Work task
All of the entries below should be returned verbatim, apart from the pictures.

The data

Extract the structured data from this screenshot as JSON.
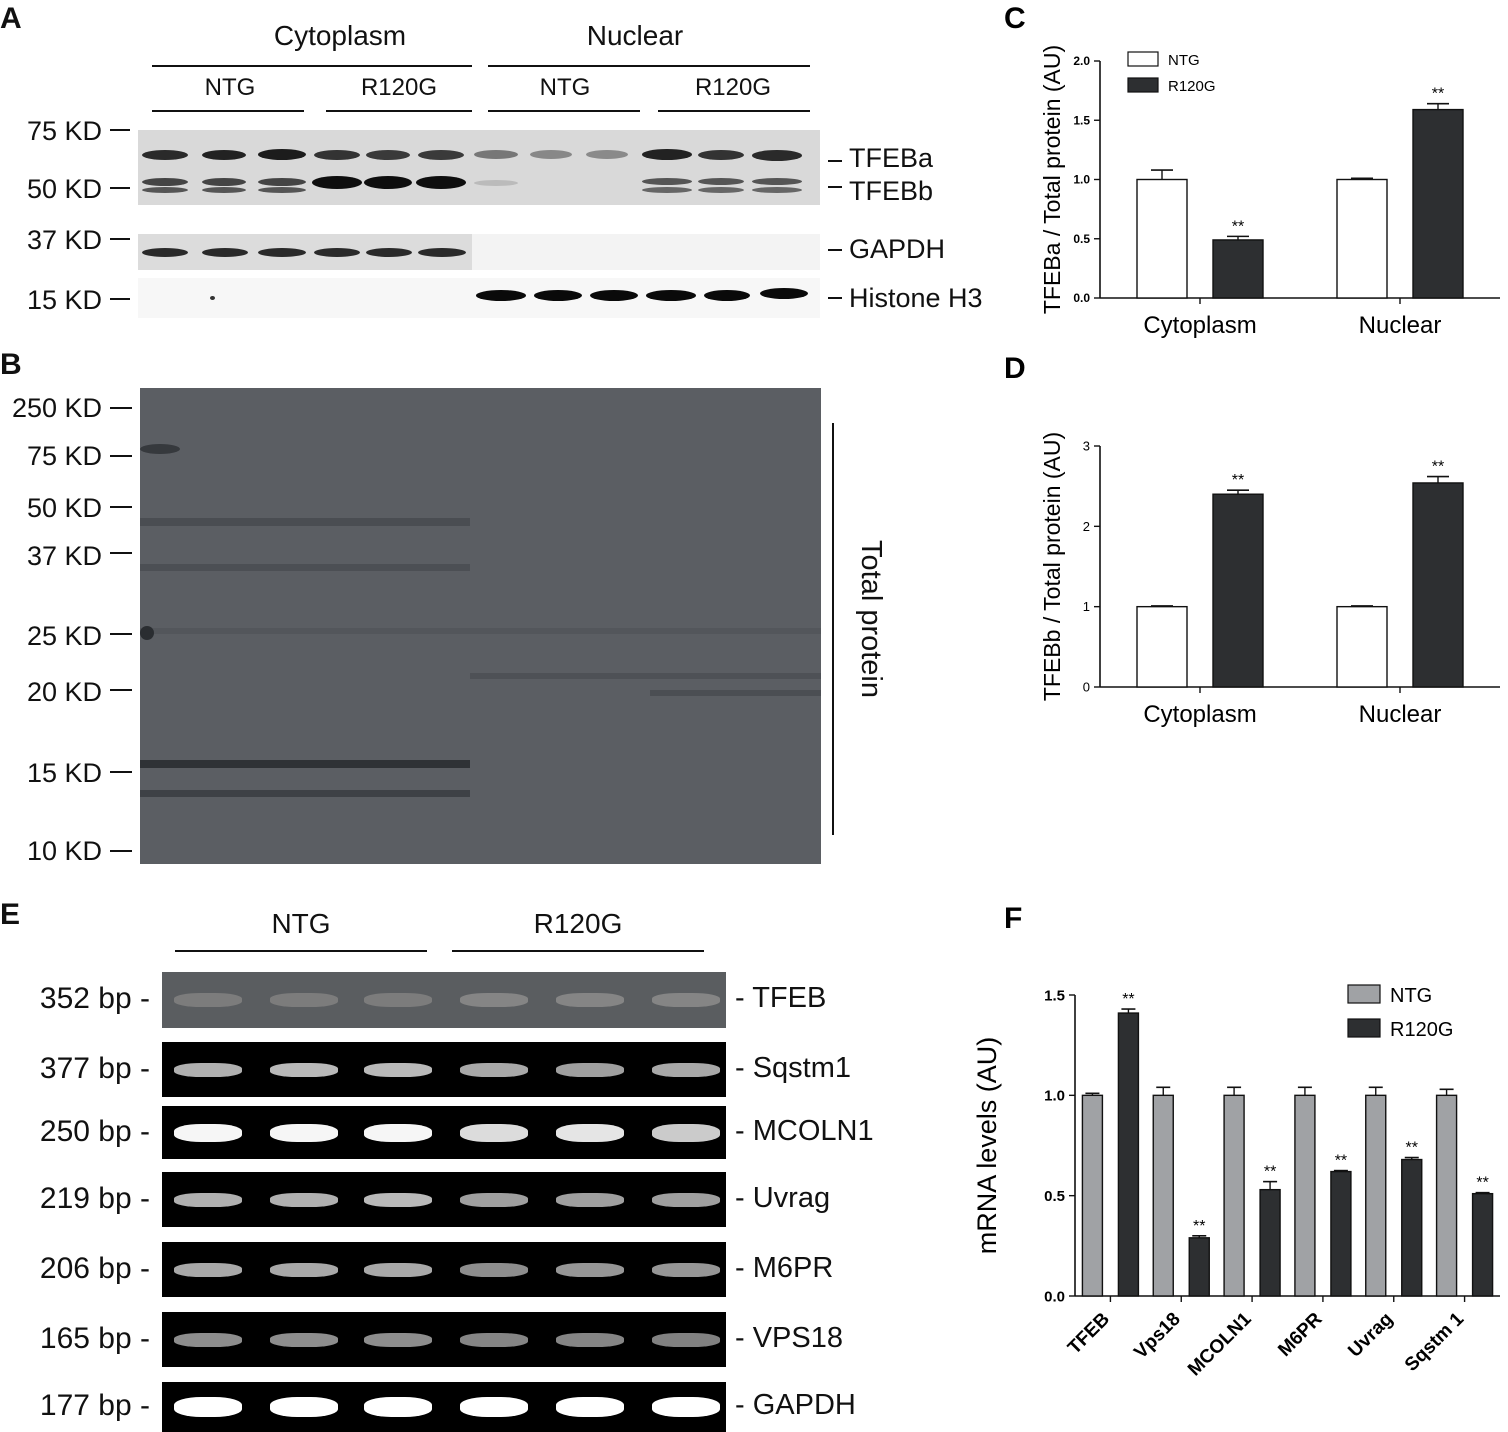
{
  "panelA": {
    "label": "A",
    "fractions": [
      "Cytoplasm",
      "Nuclear"
    ],
    "groups": [
      "NTG",
      "R120G",
      "NTG",
      "R120G"
    ],
    "mw": [
      "75 KD",
      "50 KD",
      "37 KD",
      "15 KD"
    ],
    "bands": [
      "TFEBa",
      "TFEBb",
      "GAPDH",
      "Histone H3"
    ]
  },
  "panelB": {
    "label": "B",
    "mw": [
      "250 KD",
      "75 KD",
      "50 KD",
      "37 KD",
      "25 KD",
      "20 KD",
      "15 KD",
      "10 KD"
    ],
    "side_label": "Total protein"
  },
  "panelE": {
    "label": "E",
    "groups": [
      "NTG",
      "R120G"
    ],
    "sizes": [
      "352 bp -",
      "377 bp -",
      "250 bp -",
      "219 bp -",
      "206 bp -",
      "165 bp -",
      "177 bp -"
    ],
    "genes": [
      "- TFEB",
      "- Sqstm1",
      "- MCOLN1",
      "- Uvrag",
      "- M6PR",
      "- VPS18",
      "- GAPDH"
    ]
  },
  "chart_data": [
    {
      "panel": "C",
      "type": "bar",
      "categories": [
        "Cytoplasm",
        "Nuclear"
      ],
      "series": [
        {
          "name": "NTG",
          "values": [
            1.0,
            1.0
          ],
          "errors": [
            0.08,
            0.01
          ],
          "color": "#ffffff"
        },
        {
          "name": "R120G",
          "values": [
            0.49,
            1.59
          ],
          "errors": [
            0.03,
            0.05
          ],
          "color": "#2d2f31"
        }
      ],
      "significance": [
        "**",
        "**"
      ],
      "ylabel": "TFEBa / Total protein (AU)",
      "ylim": [
        0,
        2.0
      ],
      "yticks": [
        "0.0",
        "0.5",
        "1.0",
        "1.5",
        "2.0"
      ],
      "legend": "top-left"
    },
    {
      "panel": "D",
      "type": "bar",
      "categories": [
        "Cytoplasm",
        "Nuclear"
      ],
      "series": [
        {
          "name": "NTG",
          "values": [
            1.0,
            1.0
          ],
          "errors": [
            0.01,
            0.01
          ],
          "color": "#ffffff"
        },
        {
          "name": "R120G",
          "values": [
            2.4,
            2.54
          ],
          "errors": [
            0.05,
            0.08
          ],
          "color": "#2d2f31"
        }
      ],
      "significance": [
        "**",
        "**"
      ],
      "ylabel": "TFEBb / Total protein (AU)",
      "ylim": [
        0,
        3
      ],
      "yticks": [
        "0",
        "1",
        "2",
        "3"
      ]
    },
    {
      "panel": "F",
      "type": "bar",
      "categories": [
        "TFEB",
        "Vps18",
        "MCOLN1",
        "M6PR",
        "Uvrag",
        "Sqstm 1"
      ],
      "series": [
        {
          "name": "NTG",
          "values": [
            1.0,
            1.0,
            1.0,
            1.0,
            1.0,
            1.0
          ],
          "errors": [
            0.01,
            0.04,
            0.04,
            0.04,
            0.04,
            0.03
          ],
          "color": "#a0a2a5"
        },
        {
          "name": "R120G",
          "values": [
            1.41,
            0.29,
            0.53,
            0.62,
            0.68,
            0.51
          ],
          "errors": [
            0.02,
            0.01,
            0.04,
            0.005,
            0.01,
            0.005
          ],
          "color": "#2d2f31"
        }
      ],
      "significance": [
        "**",
        "**",
        "**",
        "**",
        "**",
        "**"
      ],
      "ylabel": "mRNA levels (AU)",
      "ylim": [
        0,
        1.5
      ],
      "yticks": [
        "0.0",
        "0.5",
        "1.0",
        "1.5"
      ],
      "legend": "top-right"
    }
  ],
  "labels": {
    "C": "C",
    "D": "D",
    "F": "F"
  }
}
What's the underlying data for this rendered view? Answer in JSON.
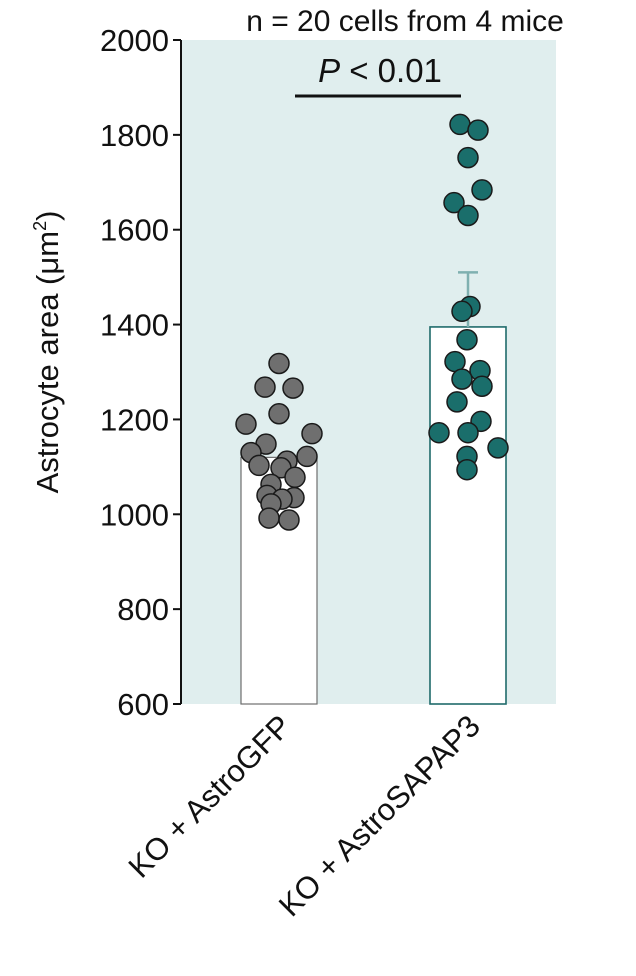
{
  "chart_data": {
    "type": "bar",
    "title": "n = 20 cells from 4 mice",
    "ylabel": "Astrocyte area",
    "ylabel_unit": "μm",
    "ylabel_unit_sup": "2",
    "ylim": [
      600,
      2000
    ],
    "yticks": [
      600,
      800,
      1000,
      1200,
      1400,
      1600,
      1800,
      2000
    ],
    "categories": [
      "KO + AstroGFP",
      "KO + AstroSAPAP3"
    ],
    "series": [
      {
        "values": [
          1120,
          1395
        ],
        "error": [
          null,
          115
        ],
        "colors": {
          "bar_edge": "#6e6e6e",
          "point_fill": "#6f6f6f"
        },
        "points": [
          1318,
          1268,
          1266,
          1212,
          1190,
          1170,
          1148,
          1130,
          1122,
          1112,
          1103,
          1098,
          1078,
          1063,
          1040,
          1035,
          1032,
          1022,
          992,
          988
        ]
      },
      {
        "colors": {
          "bar_edge": "#1f6b6b",
          "point_fill": "#1a6e6b"
        },
        "points": [
          1822,
          1810,
          1752,
          1684,
          1657,
          1630,
          1438,
          1428,
          1368,
          1322,
          1303,
          1285,
          1270,
          1237,
          1196,
          1172,
          1172,
          1140,
          1122,
          1094
        ]
      }
    ],
    "annotation": {
      "p_italic": "P",
      "p_text": " < 0.01"
    },
    "colors": {
      "plot_background": "#e0eeee",
      "axis": "#111111",
      "errorbar": "#7fb0b0"
    }
  }
}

Response to this task
Extract the structured data from this screenshot as JSON.
{
  "panelA": {
    "label": "A",
    "fractions": [
      "Cytoplasm",
      "Nuclear"
    ],
    "groups": [
      "NTG",
      "R120G",
      "NTG",
      "R120G"
    ],
    "mw": [
      "75 KD",
      "50 KD",
      "37 KD",
      "15 KD"
    ],
    "bands": [
      "TFEBa",
      "TFEBb",
      "GAPDH",
      "Histone H3"
    ]
  },
  "panelB": {
    "label": "B",
    "mw": [
      "250 KD",
      "75 KD",
      "50 KD",
      "37 KD",
      "25 KD",
      "20 KD",
      "15 KD",
      "10 KD"
    ],
    "side_label": "Total protein"
  },
  "panelE": {
    "label": "E",
    "groups": [
      "NTG",
      "R120G"
    ],
    "sizes": [
      "352 bp -",
      "377 bp -",
      "250 bp -",
      "219 bp -",
      "206 bp -",
      "165 bp -",
      "177 bp -"
    ],
    "genes": [
      "- TFEB",
      "- Sqstm1",
      "- MCOLN1",
      "- Uvrag",
      "- M6PR",
      "- VPS18",
      "- GAPDH"
    ]
  },
  "chart_data": [
    {
      "panel": "C",
      "type": "bar",
      "categories": [
        "Cytoplasm",
        "Nuclear"
      ],
      "series": [
        {
          "name": "NTG",
          "values": [
            1.0,
            1.0
          ],
          "errors": [
            0.08,
            0.01
          ],
          "color": "#ffffff"
        },
        {
          "name": "R120G",
          "values": [
            0.49,
            1.59
          ],
          "errors": [
            0.03,
            0.05
          ],
          "color": "#2d2f31"
        }
      ],
      "significance": [
        "**",
        "**"
      ],
      "ylabel": "TFEBa / Total protein (AU)",
      "ylim": [
        0,
        2.0
      ],
      "yticks": [
        "0.0",
        "0.5",
        "1.0",
        "1.5",
        "2.0"
      ],
      "legend": "top-left"
    },
    {
      "panel": "D",
      "type": "bar",
      "categories": [
        "Cytoplasm",
        "Nuclear"
      ],
      "series": [
        {
          "name": "NTG",
          "values": [
            1.0,
            1.0
          ],
          "errors": [
            0.01,
            0.01
          ],
          "color": "#ffffff"
        },
        {
          "name": "R120G",
          "values": [
            2.4,
            2.54
          ],
          "errors": [
            0.05,
            0.08
          ],
          "color": "#2d2f31"
        }
      ],
      "significance": [
        "**",
        "**"
      ],
      "ylabel": "TFEBb / Total protein (AU)",
      "ylim": [
        0,
        3
      ],
      "yticks": [
        "0",
        "1",
        "2",
        "3"
      ]
    },
    {
      "panel": "F",
      "type": "bar",
      "categories": [
        "TFEB",
        "Vps18",
        "MCOLN1",
        "M6PR",
        "Uvrag",
        "Sqstm 1"
      ],
      "series": [
        {
          "name": "NTG",
          "values": [
            1.0,
            1.0,
            1.0,
            1.0,
            1.0,
            1.0
          ],
          "errors": [
            0.01,
            0.04,
            0.04,
            0.04,
            0.04,
            0.03
          ],
          "color": "#a0a2a5"
        },
        {
          "name": "R120G",
          "values": [
            1.41,
            0.29,
            0.53,
            0.62,
            0.68,
            0.51
          ],
          "errors": [
            0.02,
            0.01,
            0.04,
            0.005,
            0.01,
            0.005
          ],
          "color": "#2d2f31"
        }
      ],
      "significance": [
        "**",
        "**",
        "**",
        "**",
        "**",
        "**"
      ],
      "ylabel": "mRNA levels (AU)",
      "ylim": [
        0,
        1.5
      ],
      "yticks": [
        "0.0",
        "0.5",
        "1.0",
        "1.5"
      ],
      "legend": "top-right"
    }
  ],
  "labels": {
    "C": "C",
    "D": "D",
    "F": "F"
  }
}
What's the underlying data for this rendered view? Answer in JSON.
{
  "chart_data": {
    "type": "bar",
    "title": "n = 20 cells from 4 mice",
    "ylabel": "Astrocyte area",
    "ylabel_unit": "μm",
    "ylabel_unit_sup": "2",
    "ylim": [
      600,
      2000
    ],
    "yticks": [
      600,
      800,
      1000,
      1200,
      1400,
      1600,
      1800,
      2000
    ],
    "categories": [
      "KO + AstroGFP",
      "KO + AstroSAPAP3"
    ],
    "series": [
      {
        "values": [
          1120,
          1395
        ],
        "error": [
          null,
          115
        ],
        "colors": {
          "bar_edge": "#6e6e6e",
          "point_fill": "#6f6f6f"
        },
        "points": [
          1318,
          1268,
          1266,
          1212,
          1190,
          1170,
          1148,
          1130,
          1122,
          1112,
          1103,
          1098,
          1078,
          1063,
          1040,
          1035,
          1032,
          1022,
          992,
          988
        ]
      },
      {
        "colors": {
          "bar_edge": "#1f6b6b",
          "point_fill": "#1a6e6b"
        },
        "points": [
          1822,
          1810,
          1752,
          1684,
          1657,
          1630,
          1438,
          1428,
          1368,
          1322,
          1303,
          1285,
          1270,
          1237,
          1196,
          1172,
          1172,
          1140,
          1122,
          1094
        ]
      }
    ],
    "annotation": {
      "p_italic": "P",
      "p_text": " < 0.01"
    },
    "colors": {
      "plot_background": "#e0eeee",
      "axis": "#111111",
      "errorbar": "#7fb0b0"
    }
  }
}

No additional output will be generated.